§ **Short task**
Every line from the one containing "Give me the" through the end of the listing below goes in the output, exactly and without pictures.

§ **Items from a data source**
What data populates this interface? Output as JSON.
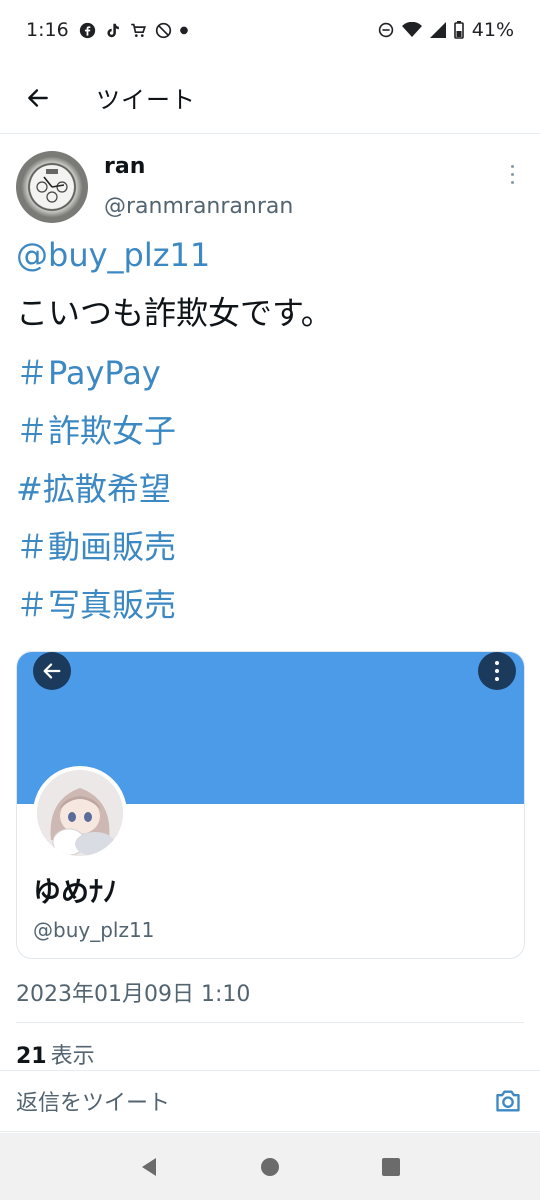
{
  "status_bar": {
    "time": "1:16",
    "battery": "41%",
    "left_icons": [
      "facebook-icon",
      "tiktok-icon",
      "cart-icon",
      "no-entry-icon"
    ],
    "right_icons": [
      "dnd-icon",
      "wifi-icon",
      "signal-icon",
      "battery-icon"
    ]
  },
  "header": {
    "title": "ツイート"
  },
  "tweet": {
    "author_name": "ran",
    "author_handle": "@ranmranranran",
    "mention": "@buy_plz11",
    "text": "こいつも詐欺女です。",
    "hashtags": [
      "＃PayPay",
      "＃詐欺女子",
      "#拡散希望",
      "＃動画販売",
      "＃写真販売"
    ],
    "timestamp": "2023年01月09日 1:10",
    "views_count": "21",
    "views_label": "表示"
  },
  "card": {
    "name": "ゆめﾅﾉ",
    "handle": "@buy_plz11"
  },
  "reply": {
    "placeholder": "返信をツイート"
  },
  "colors": {
    "link": "#3b88c3",
    "banner": "#4b9be8",
    "secondary_text": "#536471"
  }
}
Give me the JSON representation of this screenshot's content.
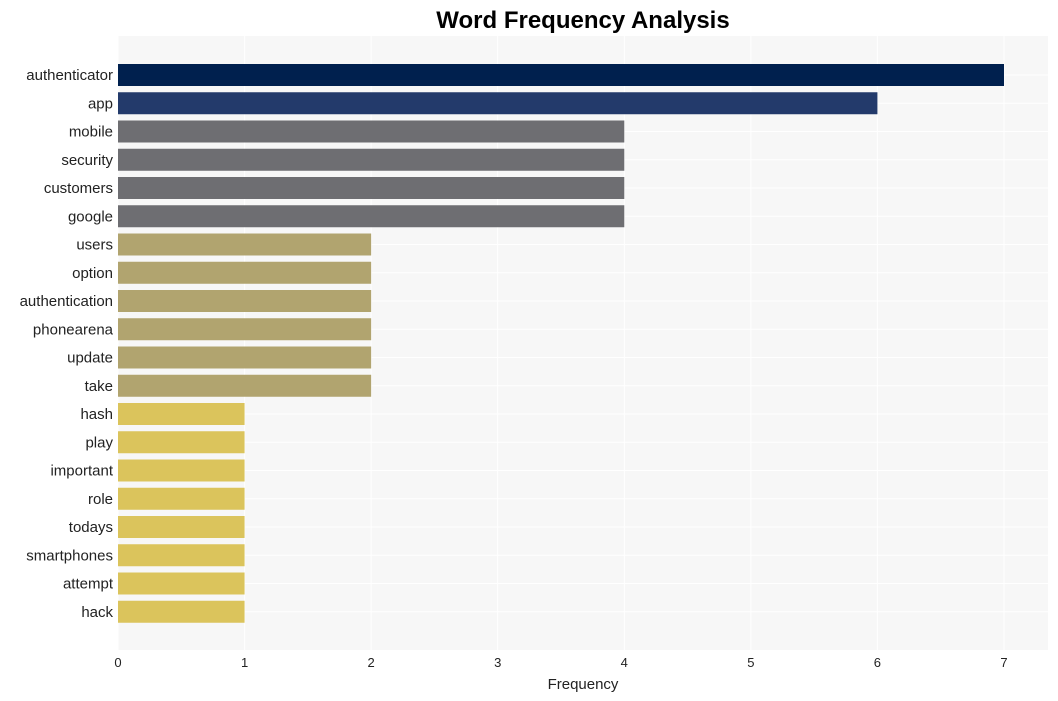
{
  "chart_data": {
    "type": "bar",
    "orientation": "horizontal",
    "title": "Word Frequency Analysis",
    "xlabel": "Frequency",
    "ylabel": "",
    "xlim": [
      0,
      7.35
    ],
    "xticks": [
      0,
      1,
      2,
      3,
      4,
      5,
      6,
      7
    ],
    "grid": true,
    "categories": [
      "authenticator",
      "app",
      "mobile",
      "security",
      "customers",
      "google",
      "users",
      "option",
      "authentication",
      "phonearena",
      "update",
      "take",
      "hash",
      "play",
      "important",
      "role",
      "todays",
      "smartphones",
      "attempt",
      "hack"
    ],
    "values": [
      7,
      6,
      4,
      4,
      4,
      4,
      2,
      2,
      2,
      2,
      2,
      2,
      1,
      1,
      1,
      1,
      1,
      1,
      1,
      1
    ],
    "bar_colors": [
      "#00204e",
      "#233a6b",
      "#6e6e72",
      "#6e6e72",
      "#6e6e72",
      "#6e6e72",
      "#b1a46f",
      "#b1a46f",
      "#b1a46f",
      "#b1a46f",
      "#b1a46f",
      "#b1a46f",
      "#dbc45c",
      "#dbc45c",
      "#dbc45c",
      "#dbc45c",
      "#dbc45c",
      "#dbc45c",
      "#dbc45c",
      "#dbc45c"
    ],
    "background": "#f7f7f7"
  }
}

§ **Exercise solution**
Give me the JSON representation of this screenshot's content.
{
  "chart_data": {
    "type": "bar",
    "orientation": "horizontal",
    "title": "Word Frequency Analysis",
    "xlabel": "Frequency",
    "ylabel": "",
    "xlim": [
      0,
      7.35
    ],
    "xticks": [
      0,
      1,
      2,
      3,
      4,
      5,
      6,
      7
    ],
    "grid": true,
    "categories": [
      "authenticator",
      "app",
      "mobile",
      "security",
      "customers",
      "google",
      "users",
      "option",
      "authentication",
      "phonearena",
      "update",
      "take",
      "hash",
      "play",
      "important",
      "role",
      "todays",
      "smartphones",
      "attempt",
      "hack"
    ],
    "values": [
      7,
      6,
      4,
      4,
      4,
      4,
      2,
      2,
      2,
      2,
      2,
      2,
      1,
      1,
      1,
      1,
      1,
      1,
      1,
      1
    ],
    "bar_colors": [
      "#00204e",
      "#233a6b",
      "#6e6e72",
      "#6e6e72",
      "#6e6e72",
      "#6e6e72",
      "#b1a46f",
      "#b1a46f",
      "#b1a46f",
      "#b1a46f",
      "#b1a46f",
      "#b1a46f",
      "#dbc45c",
      "#dbc45c",
      "#dbc45c",
      "#dbc45c",
      "#dbc45c",
      "#dbc45c",
      "#dbc45c",
      "#dbc45c"
    ],
    "background": "#f7f7f7"
  }
}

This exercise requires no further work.